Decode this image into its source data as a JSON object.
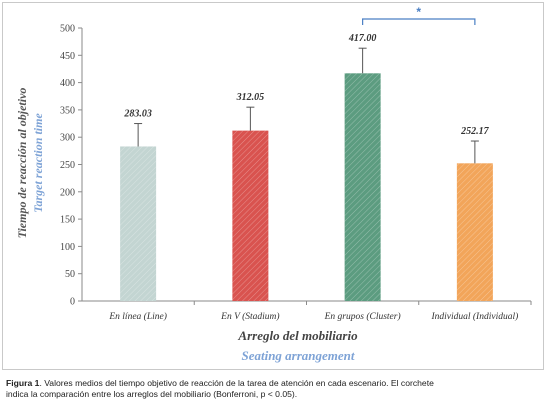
{
  "chart_data": {
    "type": "bar",
    "categories": [
      "En línea (Line)",
      "En V (Stadium)",
      "En grupos (Cluster)",
      "Individual (Individual)"
    ],
    "values": [
      283.03,
      312.05,
      417.0,
      252.17
    ],
    "value_labels": [
      "283.03",
      "312.05",
      "417.00",
      "252.17"
    ],
    "error_upper": [
      325,
      355,
      463,
      293
    ],
    "colors": [
      "#c3d5d2",
      "#d9534f",
      "#5c9c80",
      "#f2a55a"
    ],
    "ylabel": "Tiempo de reacción al objetivo",
    "ylabel_en": "Target reaction time",
    "xlabel": "Arreglo del mobiliario",
    "xlabel_en": "Seating arrangement",
    "ylim": [
      0,
      500
    ],
    "yticks": [
      "0",
      "50",
      "100",
      "150",
      "200",
      "250",
      "300",
      "350",
      "400",
      "450",
      "500"
    ],
    "significance": {
      "between": [
        2,
        3
      ],
      "label": "*"
    },
    "grid": false,
    "legend": "none"
  },
  "caption": {
    "lead": "Figura 1",
    "line1": ". Valores medios del tiempo objetivo de reacción  de la tarea de atención en cada escenario. El corchete",
    "line2": "indica la comparación entre los arreglos del mobiliario (Bonferroni, p < 0.05)."
  }
}
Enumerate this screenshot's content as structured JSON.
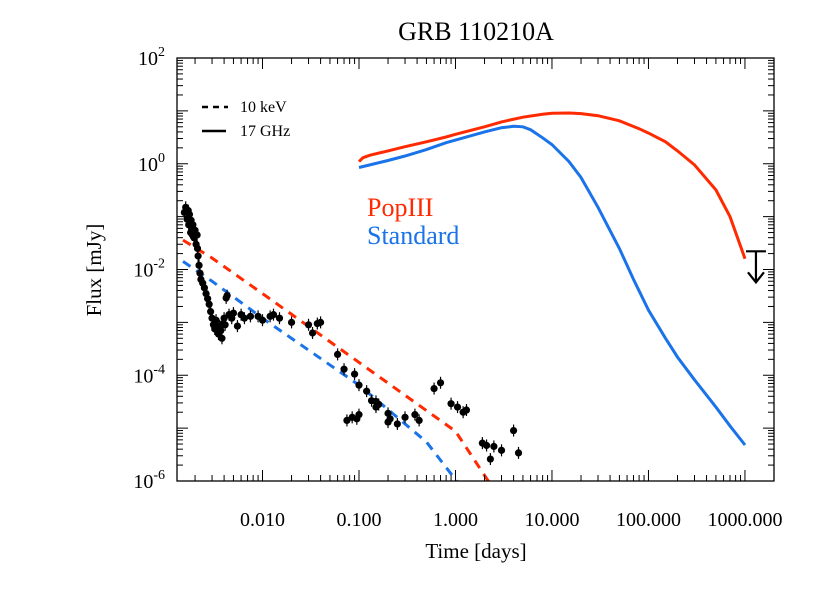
{
  "chart_data": {
    "type": "line",
    "title": "GRB 110210A",
    "xlabel": "Time [days]",
    "ylabel": "Flux [mJy]",
    "x_scale": "log",
    "y_scale": "log",
    "xlim": [
      0.0013,
      2000
    ],
    "ylim": [
      1e-06,
      100
    ],
    "x_ticks": [
      {
        "value": 0.01,
        "label": "0.010"
      },
      {
        "value": 0.1,
        "label": "0.100"
      },
      {
        "value": 1,
        "label": "1.000"
      },
      {
        "value": 10,
        "label": "10.000"
      },
      {
        "value": 100,
        "label": "100.000"
      },
      {
        "value": 1000,
        "label": "1000.000"
      }
    ],
    "y_ticks": [
      {
        "value": 1e-06,
        "mantissa": "10",
        "exp": "-6"
      },
      {
        "value": 0.0001,
        "mantissa": "10",
        "exp": "-4"
      },
      {
        "value": 0.01,
        "mantissa": "10",
        "exp": "-2"
      },
      {
        "value": 1,
        "mantissa": "10",
        "exp": "0"
      },
      {
        "value": 100,
        "mantissa": "10",
        "exp": "2"
      }
    ],
    "legend": {
      "position": "top-left",
      "entries": [
        {
          "label": "10 keV",
          "style": "dashed"
        },
        {
          "label": "17 GHz",
          "style": "solid"
        }
      ]
    },
    "model_labels": [
      {
        "text": "PopIII",
        "color": "#ff2a00"
      },
      {
        "text": "Standard",
        "color": "#1a73e8"
      }
    ],
    "series": [
      {
        "name": "PopIII",
        "band": "17 GHz",
        "style": "solid",
        "color": "#ff2a00",
        "points": [
          [
            0.1,
            1.1
          ],
          [
            0.11,
            1.3
          ],
          [
            0.13,
            1.45
          ],
          [
            0.2,
            1.75
          ],
          [
            0.3,
            2.1
          ],
          [
            0.5,
            2.6
          ],
          [
            0.8,
            3.2
          ],
          [
            1,
            3.6
          ],
          [
            2,
            5
          ],
          [
            3,
            6.2
          ],
          [
            5,
            7.6
          ],
          [
            8,
            8.6
          ],
          [
            10,
            9
          ],
          [
            15,
            9.1
          ],
          [
            20,
            8.9
          ],
          [
            30,
            8.1
          ],
          [
            50,
            6.5
          ],
          [
            80,
            4.6
          ],
          [
            100,
            3.8
          ],
          [
            150,
            2.6
          ],
          [
            200,
            1.75
          ],
          [
            300,
            0.95
          ],
          [
            500,
            0.32
          ],
          [
            700,
            0.1
          ],
          [
            1000,
            0.016
          ]
        ]
      },
      {
        "name": "Standard",
        "band": "17 GHz",
        "style": "solid",
        "color": "#1a73e8",
        "points": [
          [
            0.1,
            0.85
          ],
          [
            0.2,
            1.15
          ],
          [
            0.3,
            1.4
          ],
          [
            0.5,
            1.85
          ],
          [
            0.8,
            2.5
          ],
          [
            1,
            2.8
          ],
          [
            2,
            4
          ],
          [
            3,
            4.8
          ],
          [
            4,
            5.1
          ],
          [
            5,
            5.0
          ],
          [
            6,
            4.4
          ],
          [
            8,
            3.1
          ],
          [
            10,
            2.3
          ],
          [
            15,
            1.1
          ],
          [
            20,
            0.55
          ],
          [
            30,
            0.15
          ],
          [
            50,
            0.025
          ],
          [
            70,
            0.0065
          ],
          [
            100,
            0.0017
          ],
          [
            150,
            0.0005
          ],
          [
            200,
            0.00022
          ],
          [
            300,
            8.2e-05
          ],
          [
            500,
            2.5e-05
          ],
          [
            700,
            1.1e-05
          ],
          [
            1000,
            4.8e-06
          ]
        ]
      },
      {
        "name": "PopIII",
        "band": "10 keV",
        "style": "dashed",
        "color": "#ff2a00",
        "points": [
          [
            0.0015,
            0.036
          ],
          [
            0.003,
            0.0165
          ],
          [
            0.01,
            0.0035
          ],
          [
            0.1,
            0.000175
          ],
          [
            1,
            8.7e-06
          ],
          [
            2.6,
            6.2e-07
          ]
        ]
      },
      {
        "name": "Standard",
        "band": "10 keV",
        "style": "dashed",
        "color": "#1a73e8",
        "points": [
          [
            0.0015,
            0.0142
          ],
          [
            0.003,
            0.006
          ],
          [
            0.01,
            0.0012
          ],
          [
            0.1,
            6.5e-05
          ],
          [
            0.5,
            5.5e-06
          ],
          [
            1.1,
            8.5e-07
          ]
        ]
      }
    ],
    "observations": {
      "color": "#000000",
      "points": [
        [
          0.00155,
          0.12
        ],
        [
          0.0016,
          0.15
        ],
        [
          0.00165,
          0.09
        ],
        [
          0.0017,
          0.13
        ],
        [
          0.00172,
          0.07
        ],
        [
          0.00175,
          0.11
        ],
        [
          0.0018,
          0.05
        ],
        [
          0.00182,
          0.085
        ],
        [
          0.00185,
          0.06
        ],
        [
          0.00188,
          0.045
        ],
        [
          0.0019,
          0.07
        ],
        [
          0.00195,
          0.04
        ],
        [
          0.002,
          0.055
        ],
        [
          0.00205,
          0.03
        ],
        [
          0.0021,
          0.045
        ],
        [
          0.00212,
          0.025
        ],
        [
          0.00215,
          0.018
        ],
        [
          0.0022,
          0.012
        ],
        [
          0.00225,
          0.0085
        ],
        [
          0.0023,
          0.0065
        ],
        [
          0.0024,
          0.0055
        ],
        [
          0.0025,
          0.0045
        ],
        [
          0.0026,
          0.0035
        ],
        [
          0.0027,
          0.0028
        ],
        [
          0.0028,
          0.0022
        ],
        [
          0.0029,
          0.0016
        ],
        [
          0.003,
          0.0012
        ],
        [
          0.0031,
          0.0009
        ],
        [
          0.0032,
          0.00075
        ],
        [
          0.0033,
          0.0011
        ],
        [
          0.0034,
          0.0008
        ],
        [
          0.0035,
          0.0006
        ],
        [
          0.0036,
          0.00085
        ],
        [
          0.0037,
          0.0007
        ],
        [
          0.0038,
          0.0005
        ],
        [
          0.0039,
          0.00095
        ],
        [
          0.004,
          0.0012
        ],
        [
          0.0041,
          0.0009
        ],
        [
          0.0042,
          0.0029
        ],
        [
          0.0043,
          0.0032
        ],
        [
          0.0045,
          0.0014
        ],
        [
          0.0048,
          0.0012
        ],
        [
          0.005,
          0.0015
        ],
        [
          0.0055,
          0.00085
        ],
        [
          0.006,
          0.0014
        ],
        [
          0.0065,
          0.0012
        ],
        [
          0.0075,
          0.0013
        ],
        [
          0.009,
          0.0013
        ],
        [
          0.01,
          0.0011
        ],
        [
          0.012,
          0.0013
        ],
        [
          0.013,
          0.0014
        ],
        [
          0.015,
          0.0012
        ],
        [
          0.02,
          0.001
        ],
        [
          0.03,
          0.0009
        ],
        [
          0.033,
          0.00063
        ],
        [
          0.037,
          0.00095
        ],
        [
          0.04,
          0.001
        ],
        [
          0.06,
          0.000248
        ],
        [
          0.07,
          0.00013
        ],
        [
          0.09,
          0.000105
        ],
        [
          0.1,
          6.5e-05
        ],
        [
          0.12,
          5e-05
        ],
        [
          0.15,
          3.2e-05
        ],
        [
          0.16,
          2.8e-05
        ],
        [
          0.2,
          1.9e-05
        ],
        [
          0.075,
          1.4e-05
        ],
        [
          0.085,
          1.6e-05
        ],
        [
          0.095,
          1.5e-05
        ],
        [
          0.1,
          1.8e-05
        ],
        [
          0.135,
          3.3e-05
        ],
        [
          0.15,
          2.5e-05
        ],
        [
          0.2,
          1.3e-05
        ],
        [
          0.21,
          1.5e-05
        ],
        [
          0.25,
          1.2e-05
        ],
        [
          0.3,
          1.6e-05
        ],
        [
          0.38,
          1.8e-05
        ],
        [
          0.42,
          1.4e-05
        ],
        [
          0.6,
          5.6e-05
        ],
        [
          0.7,
          7.2e-05
        ],
        [
          0.9,
          2.9e-05
        ],
        [
          1.05,
          2.5e-05
        ],
        [
          1.2,
          2e-05
        ],
        [
          1.3,
          2.2e-05
        ],
        [
          1.9,
          5.2e-06
        ],
        [
          2.1,
          4.7e-06
        ],
        [
          2.3,
          2.6e-06
        ],
        [
          2.5,
          4.5e-06
        ],
        [
          3.0,
          3.8e-06
        ],
        [
          4.0,
          9e-06
        ],
        [
          4.5,
          3.4e-06
        ]
      ]
    },
    "upper_limit": {
      "x": 1300,
      "y": 0.012,
      "color": "#000000"
    }
  }
}
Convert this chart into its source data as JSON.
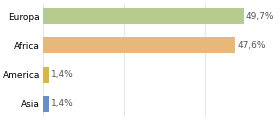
{
  "categories": [
    "Europa",
    "Africa",
    "America",
    "Asia"
  ],
  "values": [
    49.7,
    47.6,
    1.4,
    1.4
  ],
  "labels": [
    "49,7%",
    "47,6%",
    "1,4%",
    "1,4%"
  ],
  "bar_colors": [
    "#b5cc8e",
    "#e8b87a",
    "#d4b84a",
    "#6b8dc4"
  ],
  "background_color": "#ffffff",
  "xlim": [
    0,
    58
  ],
  "label_fontsize": 6.5,
  "tick_fontsize": 6.5,
  "bar_height": 0.55
}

== Exercise task ==
In the listing, find all lines with the string "JSON" and copy them.

== Exercise solution ==
Decode this image into its source data as a JSON object.
Enumerate this screenshot's content as structured JSON.
Convert this chart into its source data as JSON.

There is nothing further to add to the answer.